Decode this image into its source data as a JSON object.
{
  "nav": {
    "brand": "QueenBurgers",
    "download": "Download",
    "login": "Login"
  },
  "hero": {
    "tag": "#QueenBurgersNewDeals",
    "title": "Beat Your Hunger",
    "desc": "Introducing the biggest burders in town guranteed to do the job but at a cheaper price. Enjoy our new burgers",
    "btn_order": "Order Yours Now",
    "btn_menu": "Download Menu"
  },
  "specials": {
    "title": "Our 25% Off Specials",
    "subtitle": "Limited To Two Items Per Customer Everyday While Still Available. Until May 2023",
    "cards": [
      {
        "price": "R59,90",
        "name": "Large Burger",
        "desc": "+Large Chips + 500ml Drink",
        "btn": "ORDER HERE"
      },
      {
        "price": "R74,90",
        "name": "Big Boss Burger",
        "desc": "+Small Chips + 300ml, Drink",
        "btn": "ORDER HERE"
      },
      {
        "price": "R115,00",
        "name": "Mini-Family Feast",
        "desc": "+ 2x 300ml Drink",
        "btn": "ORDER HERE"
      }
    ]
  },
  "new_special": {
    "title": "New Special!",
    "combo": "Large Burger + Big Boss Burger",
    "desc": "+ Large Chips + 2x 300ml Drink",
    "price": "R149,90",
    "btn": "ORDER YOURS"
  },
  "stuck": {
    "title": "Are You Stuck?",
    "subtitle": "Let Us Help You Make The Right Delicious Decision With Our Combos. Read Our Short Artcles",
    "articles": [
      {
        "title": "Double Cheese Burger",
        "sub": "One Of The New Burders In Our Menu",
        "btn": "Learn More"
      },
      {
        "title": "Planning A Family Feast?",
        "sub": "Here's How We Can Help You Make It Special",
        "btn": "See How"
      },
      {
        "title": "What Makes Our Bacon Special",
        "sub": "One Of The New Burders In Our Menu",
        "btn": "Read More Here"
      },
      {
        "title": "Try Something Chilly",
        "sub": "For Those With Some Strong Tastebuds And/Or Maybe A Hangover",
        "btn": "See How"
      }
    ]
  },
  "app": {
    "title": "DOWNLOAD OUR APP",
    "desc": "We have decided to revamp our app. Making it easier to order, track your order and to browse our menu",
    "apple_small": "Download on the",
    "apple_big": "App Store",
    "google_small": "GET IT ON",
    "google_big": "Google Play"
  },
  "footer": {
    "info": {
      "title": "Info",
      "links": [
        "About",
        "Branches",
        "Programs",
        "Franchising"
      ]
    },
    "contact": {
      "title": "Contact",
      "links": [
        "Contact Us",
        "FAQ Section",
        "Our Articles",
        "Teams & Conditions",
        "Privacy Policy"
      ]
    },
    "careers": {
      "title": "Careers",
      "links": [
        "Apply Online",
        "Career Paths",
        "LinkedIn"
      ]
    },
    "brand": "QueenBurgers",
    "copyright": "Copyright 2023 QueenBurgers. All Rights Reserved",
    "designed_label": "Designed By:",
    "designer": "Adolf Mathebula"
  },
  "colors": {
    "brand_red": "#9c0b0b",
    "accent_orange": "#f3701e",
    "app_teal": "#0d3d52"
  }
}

::::::

### Exercise instructions:
Copy every line above in which the string "Drink" shows up.

### Reply:
        "desc": "+Large Chips + 500ml Drink",
        "desc": "+Small Chips + 300ml, Drink",
        "desc": "+ 2x 300ml Drink",
    "desc": "+ Large Chips + 2x 300ml Drink",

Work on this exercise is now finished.